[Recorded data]
>>>>>

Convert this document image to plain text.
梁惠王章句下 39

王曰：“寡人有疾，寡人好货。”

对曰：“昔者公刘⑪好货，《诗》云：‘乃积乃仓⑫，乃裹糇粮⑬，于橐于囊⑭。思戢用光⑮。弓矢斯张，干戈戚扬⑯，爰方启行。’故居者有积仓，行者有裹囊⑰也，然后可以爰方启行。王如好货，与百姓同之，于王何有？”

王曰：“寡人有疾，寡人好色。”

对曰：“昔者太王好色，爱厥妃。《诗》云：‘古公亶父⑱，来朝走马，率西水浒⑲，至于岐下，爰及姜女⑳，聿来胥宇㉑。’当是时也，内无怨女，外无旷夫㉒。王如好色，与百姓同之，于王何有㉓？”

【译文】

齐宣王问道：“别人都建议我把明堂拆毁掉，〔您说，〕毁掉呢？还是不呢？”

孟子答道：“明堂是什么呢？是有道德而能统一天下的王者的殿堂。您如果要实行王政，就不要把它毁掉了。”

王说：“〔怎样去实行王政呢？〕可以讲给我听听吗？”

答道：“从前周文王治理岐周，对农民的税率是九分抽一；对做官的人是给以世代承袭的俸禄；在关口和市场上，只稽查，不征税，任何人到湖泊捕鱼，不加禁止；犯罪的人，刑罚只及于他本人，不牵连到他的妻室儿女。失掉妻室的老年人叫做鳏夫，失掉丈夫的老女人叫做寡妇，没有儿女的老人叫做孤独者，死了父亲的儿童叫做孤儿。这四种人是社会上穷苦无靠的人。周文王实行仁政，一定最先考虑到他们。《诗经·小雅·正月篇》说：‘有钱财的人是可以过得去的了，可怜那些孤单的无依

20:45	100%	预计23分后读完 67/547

<<<<<

Every record shown above should be written out again exactly.

Answer for this exercise »
Convert this document image to plain text.
梁惠王章句下 39

王曰：“寡人有疾，寡人好货。”

对曰：“昔者公刘⑪好货，《诗》云：‘乃积乃仓⑫，乃裹糇粮⑬，于橐于囊⑭。思戢用光⑮。弓矢斯张，干戈戚扬⑯，爰方启行。’故居者有积仓，行者有裹囊⑰也，然后可以爰方启行。王如好货，与百姓同之，于王何有？”

王曰：“寡人有疾，寡人好色。”

对曰：“昔者太王好色，爱厥妃。《诗》云：‘古公亶父⑱，来朝走马，率西水浒⑲，至于岐下，爰及姜女⑳，聿来胥宇㉑。’当是时也，内无怨女，外无旷夫㉒。王如好色，与百姓同之，于王何有㉓？”

【译文】

齐宣王问道：“别人都建议我把明堂拆毁掉，〔您说，〕毁掉呢？还是不呢？”

孟子答道：“明堂是什么呢？是有道德而能统一天下的王者的殿堂。您如果要实行王政，就不要把它毁掉了。”

王说：“〔怎样去实行王政呢？〕可以讲给我听听吗？”

答道：“从前周文王治理岐周，对农民的税率是九分抽一；对做官的人是给以世代承袭的俸禄；在关口和市场上，只稽查，不征税，任何人到湖泊捕鱼，不加禁止；犯罪的人，刑罚只及于他本人，不牵连到他的妻室儿女。失掉妻室的老年人叫做鳏夫，失掉丈夫的老女人叫做寡妇，没有儿女的老人叫做孤独者，死了父亲的儿童叫做孤儿。这四种人是社会上穷苦无靠的人。周文王实行仁政，一定最先考虑到他们。《诗经·小雅·正月篇》说：‘有钱财的人是可以过得去的了，可怜那些孤单的无依

20:45	100%	预计23分后读完 67/547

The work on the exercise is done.